§ WHAT THIS TASK INVOLVES: Examine the entries and show every line in which the word "above" is found.

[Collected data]
Start
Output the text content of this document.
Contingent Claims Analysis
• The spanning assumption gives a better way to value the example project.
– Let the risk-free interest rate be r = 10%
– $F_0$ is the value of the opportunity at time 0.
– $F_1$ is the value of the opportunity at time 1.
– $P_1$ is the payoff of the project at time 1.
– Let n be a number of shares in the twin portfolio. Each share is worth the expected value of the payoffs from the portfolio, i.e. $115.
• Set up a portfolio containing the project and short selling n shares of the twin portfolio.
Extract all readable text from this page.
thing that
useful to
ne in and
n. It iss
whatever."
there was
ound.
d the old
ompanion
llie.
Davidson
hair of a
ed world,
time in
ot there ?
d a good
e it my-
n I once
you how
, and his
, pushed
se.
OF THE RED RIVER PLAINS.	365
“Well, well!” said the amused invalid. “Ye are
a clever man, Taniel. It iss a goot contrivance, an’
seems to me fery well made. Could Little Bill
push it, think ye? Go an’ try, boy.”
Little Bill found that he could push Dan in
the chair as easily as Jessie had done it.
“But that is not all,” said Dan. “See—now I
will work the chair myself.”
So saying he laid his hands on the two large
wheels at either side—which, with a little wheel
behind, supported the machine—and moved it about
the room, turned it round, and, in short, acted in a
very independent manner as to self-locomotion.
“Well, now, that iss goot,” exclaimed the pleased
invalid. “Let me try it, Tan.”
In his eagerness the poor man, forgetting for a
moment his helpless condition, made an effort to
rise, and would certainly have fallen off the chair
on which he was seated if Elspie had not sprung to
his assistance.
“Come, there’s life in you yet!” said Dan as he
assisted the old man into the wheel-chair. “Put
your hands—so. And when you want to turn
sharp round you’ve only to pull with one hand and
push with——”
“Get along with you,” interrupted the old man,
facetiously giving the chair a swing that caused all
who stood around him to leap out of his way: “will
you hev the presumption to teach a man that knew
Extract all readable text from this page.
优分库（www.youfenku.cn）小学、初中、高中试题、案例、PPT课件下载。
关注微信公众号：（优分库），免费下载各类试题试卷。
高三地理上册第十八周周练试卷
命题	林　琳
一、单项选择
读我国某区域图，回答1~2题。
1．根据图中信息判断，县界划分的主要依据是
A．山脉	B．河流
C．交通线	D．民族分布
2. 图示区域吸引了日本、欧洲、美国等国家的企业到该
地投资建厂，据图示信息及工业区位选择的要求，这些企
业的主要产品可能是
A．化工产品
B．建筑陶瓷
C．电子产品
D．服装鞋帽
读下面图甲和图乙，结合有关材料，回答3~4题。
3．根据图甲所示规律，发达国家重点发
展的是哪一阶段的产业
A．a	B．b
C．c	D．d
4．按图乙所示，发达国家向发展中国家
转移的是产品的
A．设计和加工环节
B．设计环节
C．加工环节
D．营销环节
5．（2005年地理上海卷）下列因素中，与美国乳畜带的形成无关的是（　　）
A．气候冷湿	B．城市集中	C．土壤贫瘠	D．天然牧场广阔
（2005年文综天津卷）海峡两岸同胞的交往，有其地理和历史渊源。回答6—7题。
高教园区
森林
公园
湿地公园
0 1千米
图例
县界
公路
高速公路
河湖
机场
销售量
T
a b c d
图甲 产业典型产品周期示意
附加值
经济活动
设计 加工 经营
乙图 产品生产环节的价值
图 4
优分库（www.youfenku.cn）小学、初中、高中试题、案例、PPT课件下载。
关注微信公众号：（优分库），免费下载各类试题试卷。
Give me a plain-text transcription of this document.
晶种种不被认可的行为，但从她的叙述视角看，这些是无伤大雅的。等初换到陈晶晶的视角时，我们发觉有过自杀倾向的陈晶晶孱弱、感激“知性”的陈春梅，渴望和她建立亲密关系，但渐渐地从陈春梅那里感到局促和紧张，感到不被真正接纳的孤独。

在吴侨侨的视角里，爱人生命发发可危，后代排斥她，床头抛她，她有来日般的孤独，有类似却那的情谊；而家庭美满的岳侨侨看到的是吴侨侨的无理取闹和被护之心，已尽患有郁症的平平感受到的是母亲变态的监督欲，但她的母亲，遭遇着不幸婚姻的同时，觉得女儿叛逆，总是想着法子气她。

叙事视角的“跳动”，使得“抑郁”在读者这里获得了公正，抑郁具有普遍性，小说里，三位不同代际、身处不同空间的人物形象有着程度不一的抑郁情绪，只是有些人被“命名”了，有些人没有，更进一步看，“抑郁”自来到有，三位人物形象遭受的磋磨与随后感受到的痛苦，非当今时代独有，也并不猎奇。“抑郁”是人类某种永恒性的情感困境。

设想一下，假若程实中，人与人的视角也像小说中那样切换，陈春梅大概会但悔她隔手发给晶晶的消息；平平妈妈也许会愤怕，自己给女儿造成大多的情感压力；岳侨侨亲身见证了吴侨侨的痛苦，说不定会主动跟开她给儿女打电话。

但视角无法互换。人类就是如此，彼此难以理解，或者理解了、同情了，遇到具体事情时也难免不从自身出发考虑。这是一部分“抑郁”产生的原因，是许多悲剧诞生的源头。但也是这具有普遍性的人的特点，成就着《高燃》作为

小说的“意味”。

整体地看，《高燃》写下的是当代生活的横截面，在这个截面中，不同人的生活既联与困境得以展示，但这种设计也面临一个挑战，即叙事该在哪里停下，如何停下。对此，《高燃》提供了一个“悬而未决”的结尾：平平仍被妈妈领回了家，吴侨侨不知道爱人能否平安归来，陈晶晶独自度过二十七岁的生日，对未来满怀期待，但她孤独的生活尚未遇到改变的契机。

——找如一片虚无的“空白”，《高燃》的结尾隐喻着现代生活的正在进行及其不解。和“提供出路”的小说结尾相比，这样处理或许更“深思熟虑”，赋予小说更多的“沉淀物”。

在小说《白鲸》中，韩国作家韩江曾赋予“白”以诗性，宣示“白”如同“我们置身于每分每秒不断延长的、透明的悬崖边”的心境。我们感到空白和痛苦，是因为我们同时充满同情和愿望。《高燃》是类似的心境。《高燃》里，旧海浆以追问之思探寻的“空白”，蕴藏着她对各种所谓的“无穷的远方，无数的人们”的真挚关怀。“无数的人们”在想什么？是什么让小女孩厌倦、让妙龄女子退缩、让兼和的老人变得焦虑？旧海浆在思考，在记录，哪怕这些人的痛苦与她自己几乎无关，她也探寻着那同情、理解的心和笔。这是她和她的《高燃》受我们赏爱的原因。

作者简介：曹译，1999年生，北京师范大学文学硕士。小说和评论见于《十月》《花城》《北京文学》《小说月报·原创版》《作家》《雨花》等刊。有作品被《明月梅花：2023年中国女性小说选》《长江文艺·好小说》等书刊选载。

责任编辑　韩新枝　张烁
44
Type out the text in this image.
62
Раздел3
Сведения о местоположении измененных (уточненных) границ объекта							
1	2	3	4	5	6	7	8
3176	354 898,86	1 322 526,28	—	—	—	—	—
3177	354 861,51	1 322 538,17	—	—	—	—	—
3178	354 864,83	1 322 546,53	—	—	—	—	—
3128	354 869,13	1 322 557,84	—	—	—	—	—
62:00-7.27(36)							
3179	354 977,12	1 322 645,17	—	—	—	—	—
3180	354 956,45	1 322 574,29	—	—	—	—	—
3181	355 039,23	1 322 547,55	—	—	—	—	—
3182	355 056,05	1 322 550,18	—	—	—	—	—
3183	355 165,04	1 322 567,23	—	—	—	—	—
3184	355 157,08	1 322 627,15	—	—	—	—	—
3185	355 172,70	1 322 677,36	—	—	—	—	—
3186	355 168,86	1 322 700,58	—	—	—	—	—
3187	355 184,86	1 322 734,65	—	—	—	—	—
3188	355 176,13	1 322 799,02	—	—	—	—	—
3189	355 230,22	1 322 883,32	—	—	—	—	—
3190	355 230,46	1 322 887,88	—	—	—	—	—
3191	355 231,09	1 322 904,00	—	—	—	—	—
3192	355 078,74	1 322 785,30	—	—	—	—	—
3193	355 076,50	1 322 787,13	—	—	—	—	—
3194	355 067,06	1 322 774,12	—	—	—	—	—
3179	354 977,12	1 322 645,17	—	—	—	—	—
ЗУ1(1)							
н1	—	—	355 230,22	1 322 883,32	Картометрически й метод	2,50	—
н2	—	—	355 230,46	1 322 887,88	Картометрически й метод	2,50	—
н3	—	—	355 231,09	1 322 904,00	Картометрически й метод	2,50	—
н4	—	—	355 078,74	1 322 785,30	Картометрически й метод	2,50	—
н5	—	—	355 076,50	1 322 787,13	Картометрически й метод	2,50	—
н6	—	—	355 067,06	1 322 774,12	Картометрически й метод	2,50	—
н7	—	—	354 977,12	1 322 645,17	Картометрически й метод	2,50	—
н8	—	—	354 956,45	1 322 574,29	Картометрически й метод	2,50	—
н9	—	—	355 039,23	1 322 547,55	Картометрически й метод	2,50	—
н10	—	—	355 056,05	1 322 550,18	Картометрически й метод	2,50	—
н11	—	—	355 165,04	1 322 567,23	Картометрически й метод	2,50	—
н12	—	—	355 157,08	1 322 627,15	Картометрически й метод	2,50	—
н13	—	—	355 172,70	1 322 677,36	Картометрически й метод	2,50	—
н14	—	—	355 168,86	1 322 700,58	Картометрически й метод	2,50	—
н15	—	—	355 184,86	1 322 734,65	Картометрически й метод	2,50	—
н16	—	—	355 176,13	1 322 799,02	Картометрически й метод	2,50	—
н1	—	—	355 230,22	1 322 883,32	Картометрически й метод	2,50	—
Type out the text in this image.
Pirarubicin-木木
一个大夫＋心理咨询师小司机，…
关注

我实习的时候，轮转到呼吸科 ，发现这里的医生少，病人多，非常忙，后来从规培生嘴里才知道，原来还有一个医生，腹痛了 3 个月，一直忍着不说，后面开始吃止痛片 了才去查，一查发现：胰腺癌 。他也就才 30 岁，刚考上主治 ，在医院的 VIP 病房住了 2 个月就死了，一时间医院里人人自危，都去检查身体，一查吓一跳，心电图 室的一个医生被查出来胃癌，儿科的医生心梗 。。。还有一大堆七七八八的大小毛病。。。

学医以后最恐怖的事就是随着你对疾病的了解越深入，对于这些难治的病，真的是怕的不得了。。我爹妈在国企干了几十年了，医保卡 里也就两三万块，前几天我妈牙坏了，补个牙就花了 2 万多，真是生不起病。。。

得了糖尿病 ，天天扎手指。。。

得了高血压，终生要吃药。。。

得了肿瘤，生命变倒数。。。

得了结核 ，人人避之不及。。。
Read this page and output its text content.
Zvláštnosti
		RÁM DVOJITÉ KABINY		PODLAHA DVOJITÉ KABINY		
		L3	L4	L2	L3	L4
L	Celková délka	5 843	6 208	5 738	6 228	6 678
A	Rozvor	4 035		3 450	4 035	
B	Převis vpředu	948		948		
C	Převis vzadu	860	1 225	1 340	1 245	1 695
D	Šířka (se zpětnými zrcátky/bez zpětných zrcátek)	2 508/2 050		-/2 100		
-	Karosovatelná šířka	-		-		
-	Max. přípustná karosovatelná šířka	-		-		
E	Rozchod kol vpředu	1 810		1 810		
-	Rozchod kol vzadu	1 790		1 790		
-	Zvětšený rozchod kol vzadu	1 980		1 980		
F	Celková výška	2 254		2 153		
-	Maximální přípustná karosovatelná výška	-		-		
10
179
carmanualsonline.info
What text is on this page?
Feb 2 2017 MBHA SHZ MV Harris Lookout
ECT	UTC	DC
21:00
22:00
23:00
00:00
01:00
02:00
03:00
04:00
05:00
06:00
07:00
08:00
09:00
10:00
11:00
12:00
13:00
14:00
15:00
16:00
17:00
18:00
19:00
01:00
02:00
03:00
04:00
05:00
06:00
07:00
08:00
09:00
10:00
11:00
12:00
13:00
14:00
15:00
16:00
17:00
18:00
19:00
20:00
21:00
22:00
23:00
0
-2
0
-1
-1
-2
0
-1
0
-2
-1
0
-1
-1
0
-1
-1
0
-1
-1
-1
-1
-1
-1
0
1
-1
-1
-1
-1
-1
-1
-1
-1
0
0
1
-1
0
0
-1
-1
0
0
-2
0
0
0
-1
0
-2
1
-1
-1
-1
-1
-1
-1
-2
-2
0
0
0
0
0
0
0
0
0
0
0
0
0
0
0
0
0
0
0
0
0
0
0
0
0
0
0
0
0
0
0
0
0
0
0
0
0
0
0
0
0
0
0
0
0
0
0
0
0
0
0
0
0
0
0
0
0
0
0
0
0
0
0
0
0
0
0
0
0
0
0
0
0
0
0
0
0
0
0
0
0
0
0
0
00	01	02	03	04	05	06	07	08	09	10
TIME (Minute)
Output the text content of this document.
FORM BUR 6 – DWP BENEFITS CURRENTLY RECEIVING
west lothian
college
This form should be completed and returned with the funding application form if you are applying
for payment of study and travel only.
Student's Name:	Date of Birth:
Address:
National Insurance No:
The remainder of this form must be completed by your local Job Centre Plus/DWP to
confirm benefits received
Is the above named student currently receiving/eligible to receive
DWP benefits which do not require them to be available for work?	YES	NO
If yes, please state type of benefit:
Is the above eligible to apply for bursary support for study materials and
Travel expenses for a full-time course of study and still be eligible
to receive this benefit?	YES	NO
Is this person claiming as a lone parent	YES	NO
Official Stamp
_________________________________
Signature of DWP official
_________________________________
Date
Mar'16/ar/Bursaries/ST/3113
End
§ ANSWER TO THIS EXERCISE:
Is the above named student currently receiving/eligible to receive
Is the above eligible to apply for bursary support for study materials and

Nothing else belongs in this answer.